Will you give the material below again, every line exactly as it is?

[Collected data]
>> begin

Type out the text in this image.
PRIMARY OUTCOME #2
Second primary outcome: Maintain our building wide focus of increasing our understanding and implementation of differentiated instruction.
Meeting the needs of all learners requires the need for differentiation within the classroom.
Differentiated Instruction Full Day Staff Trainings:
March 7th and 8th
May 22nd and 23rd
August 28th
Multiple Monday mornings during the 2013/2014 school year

>> end

● **Result of this exercise**
Type out the text in this image.
PRIMARY OUTCOME #2
Second primary outcome: Maintain our building wide focus of increasing our understanding and implementation of differentiated instruction.
Meeting the needs of all learners requires the need for differentiation within the classroom.
Differentiated Instruction Full Day Staff Trainings:
March 7th and 8th
May 22nd and 23rd
August 28th
Multiple Monday mornings during the 2013/2014 school year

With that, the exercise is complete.